■ AIM OF THE TASK: Write out every line of the records below, character for character, with nothing changed.

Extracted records

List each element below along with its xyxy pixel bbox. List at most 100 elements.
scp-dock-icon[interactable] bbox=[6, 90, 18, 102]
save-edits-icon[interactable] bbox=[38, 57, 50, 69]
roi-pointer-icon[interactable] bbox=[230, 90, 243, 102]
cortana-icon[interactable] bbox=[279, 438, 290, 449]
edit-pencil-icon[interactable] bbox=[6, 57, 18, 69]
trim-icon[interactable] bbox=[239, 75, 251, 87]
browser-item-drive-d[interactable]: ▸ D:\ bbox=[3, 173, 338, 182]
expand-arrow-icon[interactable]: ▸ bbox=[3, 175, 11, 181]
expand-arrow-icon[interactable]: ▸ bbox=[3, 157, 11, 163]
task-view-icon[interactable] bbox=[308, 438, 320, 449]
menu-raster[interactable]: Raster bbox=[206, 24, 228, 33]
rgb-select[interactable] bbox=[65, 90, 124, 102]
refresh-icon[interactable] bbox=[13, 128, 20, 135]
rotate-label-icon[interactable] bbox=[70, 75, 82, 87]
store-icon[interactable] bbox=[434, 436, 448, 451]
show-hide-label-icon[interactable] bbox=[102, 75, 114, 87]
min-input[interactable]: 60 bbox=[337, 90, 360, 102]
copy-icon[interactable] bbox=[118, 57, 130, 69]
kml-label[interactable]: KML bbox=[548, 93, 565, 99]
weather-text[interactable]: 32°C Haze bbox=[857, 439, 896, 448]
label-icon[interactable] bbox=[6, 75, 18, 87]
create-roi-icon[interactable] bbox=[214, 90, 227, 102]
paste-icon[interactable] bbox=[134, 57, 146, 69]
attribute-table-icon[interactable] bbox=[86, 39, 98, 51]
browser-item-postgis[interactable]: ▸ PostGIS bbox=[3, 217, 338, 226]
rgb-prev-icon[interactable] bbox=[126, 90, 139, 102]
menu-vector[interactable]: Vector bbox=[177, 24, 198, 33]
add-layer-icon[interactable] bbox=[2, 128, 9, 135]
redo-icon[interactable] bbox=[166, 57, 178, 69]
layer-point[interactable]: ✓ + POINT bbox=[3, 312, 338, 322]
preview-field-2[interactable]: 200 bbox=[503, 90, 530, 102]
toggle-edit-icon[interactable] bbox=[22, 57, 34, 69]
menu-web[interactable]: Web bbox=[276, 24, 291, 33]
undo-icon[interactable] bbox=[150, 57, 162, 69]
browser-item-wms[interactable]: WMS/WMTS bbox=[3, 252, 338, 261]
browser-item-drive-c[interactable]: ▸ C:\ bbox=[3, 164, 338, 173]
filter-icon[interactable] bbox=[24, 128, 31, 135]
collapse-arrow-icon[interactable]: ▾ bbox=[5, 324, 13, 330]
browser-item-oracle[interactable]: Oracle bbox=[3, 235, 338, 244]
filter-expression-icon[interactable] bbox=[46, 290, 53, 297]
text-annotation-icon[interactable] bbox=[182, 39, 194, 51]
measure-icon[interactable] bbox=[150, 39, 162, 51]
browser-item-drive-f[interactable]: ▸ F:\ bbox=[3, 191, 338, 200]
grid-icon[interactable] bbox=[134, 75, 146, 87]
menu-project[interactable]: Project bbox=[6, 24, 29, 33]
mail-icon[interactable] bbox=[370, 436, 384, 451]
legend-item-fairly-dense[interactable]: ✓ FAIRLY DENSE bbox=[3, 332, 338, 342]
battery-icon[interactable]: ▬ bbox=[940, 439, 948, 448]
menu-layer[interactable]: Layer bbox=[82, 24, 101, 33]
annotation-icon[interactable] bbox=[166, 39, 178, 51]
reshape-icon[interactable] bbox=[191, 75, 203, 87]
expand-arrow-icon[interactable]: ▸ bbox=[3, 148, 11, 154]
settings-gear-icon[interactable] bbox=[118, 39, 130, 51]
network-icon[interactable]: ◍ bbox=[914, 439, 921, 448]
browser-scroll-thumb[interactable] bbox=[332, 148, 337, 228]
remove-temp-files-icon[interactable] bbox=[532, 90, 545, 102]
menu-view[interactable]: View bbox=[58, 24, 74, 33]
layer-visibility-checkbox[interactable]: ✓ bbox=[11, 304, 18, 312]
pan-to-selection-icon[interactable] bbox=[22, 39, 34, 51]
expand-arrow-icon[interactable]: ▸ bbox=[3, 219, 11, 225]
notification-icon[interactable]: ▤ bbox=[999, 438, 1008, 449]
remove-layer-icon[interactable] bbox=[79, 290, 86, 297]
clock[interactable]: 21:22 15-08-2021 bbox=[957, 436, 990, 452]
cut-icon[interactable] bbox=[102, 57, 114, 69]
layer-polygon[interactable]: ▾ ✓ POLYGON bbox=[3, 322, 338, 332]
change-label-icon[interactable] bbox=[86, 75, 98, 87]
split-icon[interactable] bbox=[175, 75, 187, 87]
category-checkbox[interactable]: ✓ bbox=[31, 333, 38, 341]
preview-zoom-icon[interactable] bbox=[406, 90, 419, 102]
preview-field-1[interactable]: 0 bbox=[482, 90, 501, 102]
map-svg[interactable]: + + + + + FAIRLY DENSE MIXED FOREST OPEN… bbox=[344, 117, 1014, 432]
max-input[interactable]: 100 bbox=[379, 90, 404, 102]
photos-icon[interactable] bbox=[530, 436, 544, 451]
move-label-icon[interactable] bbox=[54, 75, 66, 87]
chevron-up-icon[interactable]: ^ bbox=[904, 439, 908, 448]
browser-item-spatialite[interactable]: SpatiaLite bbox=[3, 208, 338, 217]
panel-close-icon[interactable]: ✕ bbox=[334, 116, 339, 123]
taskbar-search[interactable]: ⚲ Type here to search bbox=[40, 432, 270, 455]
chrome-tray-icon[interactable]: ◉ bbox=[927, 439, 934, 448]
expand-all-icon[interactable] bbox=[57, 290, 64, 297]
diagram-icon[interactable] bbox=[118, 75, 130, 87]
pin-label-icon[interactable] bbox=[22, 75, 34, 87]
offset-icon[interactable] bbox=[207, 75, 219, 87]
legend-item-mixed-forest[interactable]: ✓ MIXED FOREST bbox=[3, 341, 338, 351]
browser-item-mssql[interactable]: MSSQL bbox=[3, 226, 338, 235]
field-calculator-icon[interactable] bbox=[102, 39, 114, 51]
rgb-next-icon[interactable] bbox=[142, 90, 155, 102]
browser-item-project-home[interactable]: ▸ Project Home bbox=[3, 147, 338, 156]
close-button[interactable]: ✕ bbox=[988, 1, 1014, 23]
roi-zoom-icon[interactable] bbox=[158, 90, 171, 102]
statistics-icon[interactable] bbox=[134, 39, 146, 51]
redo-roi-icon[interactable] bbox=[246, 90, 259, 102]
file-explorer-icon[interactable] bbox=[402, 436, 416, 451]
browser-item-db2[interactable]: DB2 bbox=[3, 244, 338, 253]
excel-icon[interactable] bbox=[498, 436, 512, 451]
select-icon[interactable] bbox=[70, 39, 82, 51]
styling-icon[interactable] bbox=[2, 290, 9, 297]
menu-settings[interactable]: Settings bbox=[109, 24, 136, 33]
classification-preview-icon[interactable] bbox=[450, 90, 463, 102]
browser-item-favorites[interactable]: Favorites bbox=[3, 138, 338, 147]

■ WRITTEN ANSWER:
List each element below along with its xyxy pixel bbox. List at most 100 elements.
scp-dock-icon[interactable] bbox=[6, 90, 18, 102]
save-edits-icon[interactable] bbox=[38, 57, 50, 69]
roi-pointer-icon[interactable] bbox=[230, 90, 243, 102]
cortana-icon[interactable] bbox=[279, 438, 290, 449]
edit-pencil-icon[interactable] bbox=[6, 57, 18, 69]
trim-icon[interactable] bbox=[239, 75, 251, 87]
browser-item-drive-d[interactable]: ▸ D:\ bbox=[3, 173, 338, 182]
expand-arrow-icon[interactable]: ▸ bbox=[3, 175, 11, 181]
expand-arrow-icon[interactable]: ▸ bbox=[3, 157, 11, 163]
task-view-icon[interactable] bbox=[308, 438, 320, 449]
menu-raster[interactable]: Raster bbox=[206, 24, 228, 33]
rgb-select[interactable] bbox=[65, 90, 124, 102]
refresh-icon[interactable] bbox=[13, 128, 20, 135]
rotate-label-icon[interactable] bbox=[70, 75, 82, 87]
store-icon[interactable] bbox=[434, 436, 448, 451]
show-hide-label-icon[interactable] bbox=[102, 75, 114, 87]
min-input[interactable]: 60 bbox=[337, 90, 360, 102]
copy-icon[interactable] bbox=[118, 57, 130, 69]
kml-label[interactable]: KML bbox=[548, 93, 565, 99]
weather-text[interactable]: 32°C Haze bbox=[857, 439, 896, 448]
label-icon[interactable] bbox=[6, 75, 18, 87]
create-roi-icon[interactable] bbox=[214, 90, 227, 102]
paste-icon[interactable] bbox=[134, 57, 146, 69]
attribute-table-icon[interactable] bbox=[86, 39, 98, 51]
browser-item-postgis[interactable]: ▸ PostGIS bbox=[3, 217, 338, 226]
rgb-prev-icon[interactable] bbox=[126, 90, 139, 102]
menu-vector[interactable]: Vector bbox=[177, 24, 198, 33]
add-layer-icon[interactable] bbox=[2, 128, 9, 135]
redo-icon[interactable] bbox=[166, 57, 178, 69]
layer-point[interactable]: ✓ + POINT bbox=[3, 312, 338, 322]
preview-field-2[interactable]: 200 bbox=[503, 90, 530, 102]
toggle-edit-icon[interactable] bbox=[22, 57, 34, 69]
menu-web[interactable]: Web bbox=[276, 24, 291, 33]
undo-icon[interactable] bbox=[150, 57, 162, 69]
browser-item-wms[interactable]: WMS/WMTS bbox=[3, 252, 338, 261]
browser-item-drive-c[interactable]: ▸ C:\ bbox=[3, 164, 338, 173]
filter-icon[interactable] bbox=[24, 128, 31, 135]
collapse-arrow-icon[interactable]: ▾ bbox=[5, 324, 13, 330]
browser-item-oracle[interactable]: Oracle bbox=[3, 235, 338, 244]
filter-expression-icon[interactable] bbox=[46, 290, 53, 297]
text-annotation-icon[interactable] bbox=[182, 39, 194, 51]
measure-icon[interactable] bbox=[150, 39, 162, 51]
browser-item-drive-f[interactable]: ▸ F:\ bbox=[3, 191, 338, 200]
grid-icon[interactable] bbox=[134, 75, 146, 87]
menu-project[interactable]: Project bbox=[6, 24, 29, 33]
mail-icon[interactable] bbox=[370, 436, 384, 451]
legend-item-fairly-dense[interactable]: ✓ FAIRLY DENSE bbox=[3, 332, 338, 342]
battery-icon[interactable]: ▬ bbox=[940, 439, 948, 448]
menu-layer[interactable]: Layer bbox=[82, 24, 101, 33]
annotation-icon[interactable] bbox=[166, 39, 178, 51]
reshape-icon[interactable] bbox=[191, 75, 203, 87]
expand-arrow-icon[interactable]: ▸ bbox=[3, 148, 11, 154]
settings-gear-icon[interactable] bbox=[118, 39, 130, 51]
network-icon[interactable]: ◍ bbox=[914, 439, 921, 448]
browser-scroll-thumb[interactable] bbox=[332, 148, 337, 228]
remove-temp-files-icon[interactable] bbox=[532, 90, 545, 102]
menu-view[interactable]: View bbox=[58, 24, 74, 33]
layer-visibility-checkbox[interactable]: ✓ bbox=[11, 304, 18, 312]
pan-to-selection-icon[interactable] bbox=[22, 39, 34, 51]
expand-arrow-icon[interactable]: ▸ bbox=[3, 219, 11, 225]
notification-icon[interactable]: ▤ bbox=[999, 438, 1008, 449]
remove-layer-icon[interactable] bbox=[79, 290, 86, 297]
clock[interactable]: 21:22 15-08-2021 bbox=[957, 436, 990, 452]
cut-icon[interactable] bbox=[102, 57, 114, 69]
layer-polygon[interactable]: ▾ ✓ POLYGON bbox=[3, 322, 338, 332]
change-label-icon[interactable] bbox=[86, 75, 98, 87]
split-icon[interactable] bbox=[175, 75, 187, 87]
category-checkbox[interactable]: ✓ bbox=[31, 333, 38, 341]
preview-zoom-icon[interactable] bbox=[406, 90, 419, 102]
preview-field-1[interactable]: 0 bbox=[482, 90, 501, 102]
map-svg[interactable]: + + + + + FAIRLY DENSE MIXED FOREST OPEN… bbox=[344, 117, 1014, 432]
max-input[interactable]: 100 bbox=[379, 90, 404, 102]
photos-icon[interactable] bbox=[530, 436, 544, 451]
move-label-icon[interactable] bbox=[54, 75, 66, 87]
chevron-up-icon[interactable]: ^ bbox=[904, 439, 908, 448]
browser-item-spatialite[interactable]: SpatiaLite bbox=[3, 208, 338, 217]
panel-close-icon[interactable]: ✕ bbox=[334, 116, 339, 123]
taskbar-search[interactable]: ⚲ Type here to search bbox=[40, 432, 270, 455]
chrome-tray-icon[interactable]: ◉ bbox=[927, 439, 934, 448]
expand-all-icon[interactable] bbox=[57, 290, 64, 297]
diagram-icon[interactable] bbox=[118, 75, 130, 87]
pin-label-icon[interactable] bbox=[22, 75, 34, 87]
offset-icon[interactable] bbox=[207, 75, 219, 87]
legend-item-mixed-forest[interactable]: ✓ MIXED FOREST bbox=[3, 341, 338, 351]
browser-item-mssql[interactable]: MSSQL bbox=[3, 226, 338, 235]
field-calculator-icon[interactable] bbox=[102, 39, 114, 51]
rgb-next-icon[interactable] bbox=[142, 90, 155, 102]
browser-item-project-home[interactable]: ▸ Project Home bbox=[3, 147, 338, 156]
close-button[interactable]: ✕ bbox=[988, 1, 1014, 23]
roi-zoom-icon[interactable] bbox=[158, 90, 171, 102]
statistics-icon[interactable] bbox=[134, 39, 146, 51]
redo-roi-icon[interactable] bbox=[246, 90, 259, 102]
file-explorer-icon[interactable] bbox=[402, 436, 416, 451]
browser-item-db2[interactable]: DB2 bbox=[3, 244, 338, 253]
excel-icon[interactable] bbox=[498, 436, 512, 451]
select-icon[interactable] bbox=[70, 39, 82, 51]
styling-icon[interactable] bbox=[2, 290, 9, 297]
menu-settings[interactable]: Settings bbox=[109, 24, 136, 33]
classification-preview-icon[interactable] bbox=[450, 90, 463, 102]
browser-item-favorites[interactable]: Favorites bbox=[3, 138, 338, 147]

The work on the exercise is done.